WHAT YOU ARE ASKED TO DO — Extract the lines that hold the string "minder".
--- Start of MATERIAL SUPPLIED ---
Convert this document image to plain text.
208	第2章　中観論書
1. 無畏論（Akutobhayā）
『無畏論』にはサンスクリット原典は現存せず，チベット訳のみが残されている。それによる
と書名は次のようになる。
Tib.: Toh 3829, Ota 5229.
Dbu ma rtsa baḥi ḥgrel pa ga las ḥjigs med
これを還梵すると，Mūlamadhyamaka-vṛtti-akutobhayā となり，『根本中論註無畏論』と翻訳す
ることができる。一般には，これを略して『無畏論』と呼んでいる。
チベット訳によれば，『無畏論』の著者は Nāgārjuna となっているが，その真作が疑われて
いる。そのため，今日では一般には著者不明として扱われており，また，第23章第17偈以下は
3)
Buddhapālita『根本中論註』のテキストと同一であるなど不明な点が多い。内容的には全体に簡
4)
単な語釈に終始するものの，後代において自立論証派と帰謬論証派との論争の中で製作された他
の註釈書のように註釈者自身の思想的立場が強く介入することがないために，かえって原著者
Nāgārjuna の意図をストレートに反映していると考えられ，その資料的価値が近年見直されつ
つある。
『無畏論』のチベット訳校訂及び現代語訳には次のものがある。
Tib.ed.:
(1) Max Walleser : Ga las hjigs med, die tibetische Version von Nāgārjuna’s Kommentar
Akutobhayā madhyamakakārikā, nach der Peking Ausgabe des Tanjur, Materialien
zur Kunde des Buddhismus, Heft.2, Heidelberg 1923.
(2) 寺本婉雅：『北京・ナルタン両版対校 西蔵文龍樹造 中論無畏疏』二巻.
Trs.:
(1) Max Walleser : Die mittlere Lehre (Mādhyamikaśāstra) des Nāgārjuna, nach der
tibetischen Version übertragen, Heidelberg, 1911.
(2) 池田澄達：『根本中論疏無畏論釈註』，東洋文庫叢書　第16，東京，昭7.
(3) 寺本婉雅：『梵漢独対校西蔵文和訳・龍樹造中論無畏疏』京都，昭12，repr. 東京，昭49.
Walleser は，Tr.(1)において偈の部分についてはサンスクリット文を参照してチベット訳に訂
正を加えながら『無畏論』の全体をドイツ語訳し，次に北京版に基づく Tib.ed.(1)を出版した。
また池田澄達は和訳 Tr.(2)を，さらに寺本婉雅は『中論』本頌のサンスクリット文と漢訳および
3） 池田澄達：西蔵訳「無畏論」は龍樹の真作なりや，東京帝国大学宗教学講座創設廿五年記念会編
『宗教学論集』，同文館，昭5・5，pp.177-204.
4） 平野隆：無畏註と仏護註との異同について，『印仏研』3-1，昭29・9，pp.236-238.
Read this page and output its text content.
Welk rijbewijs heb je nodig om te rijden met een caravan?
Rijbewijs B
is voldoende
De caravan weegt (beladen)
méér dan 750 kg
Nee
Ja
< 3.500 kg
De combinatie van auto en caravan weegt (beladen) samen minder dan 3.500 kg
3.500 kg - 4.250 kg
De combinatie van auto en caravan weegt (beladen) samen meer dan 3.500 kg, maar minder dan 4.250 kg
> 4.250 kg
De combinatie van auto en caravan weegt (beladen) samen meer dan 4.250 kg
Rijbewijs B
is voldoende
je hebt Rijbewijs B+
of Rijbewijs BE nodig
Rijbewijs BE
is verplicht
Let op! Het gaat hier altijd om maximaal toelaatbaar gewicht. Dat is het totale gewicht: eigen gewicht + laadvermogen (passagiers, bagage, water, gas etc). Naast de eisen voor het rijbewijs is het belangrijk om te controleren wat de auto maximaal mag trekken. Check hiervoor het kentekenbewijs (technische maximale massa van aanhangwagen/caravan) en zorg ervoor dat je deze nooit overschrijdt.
--- End of MATERIAL SUPPLIED ---
EXERCISE ANSWER —
De combinatie van auto en caravan weegt (beladen) samen minder dan 3.500 kg
De combinatie van auto en caravan weegt (beladen) samen meer dan 3.500 kg, maar minder dan 4.250 kg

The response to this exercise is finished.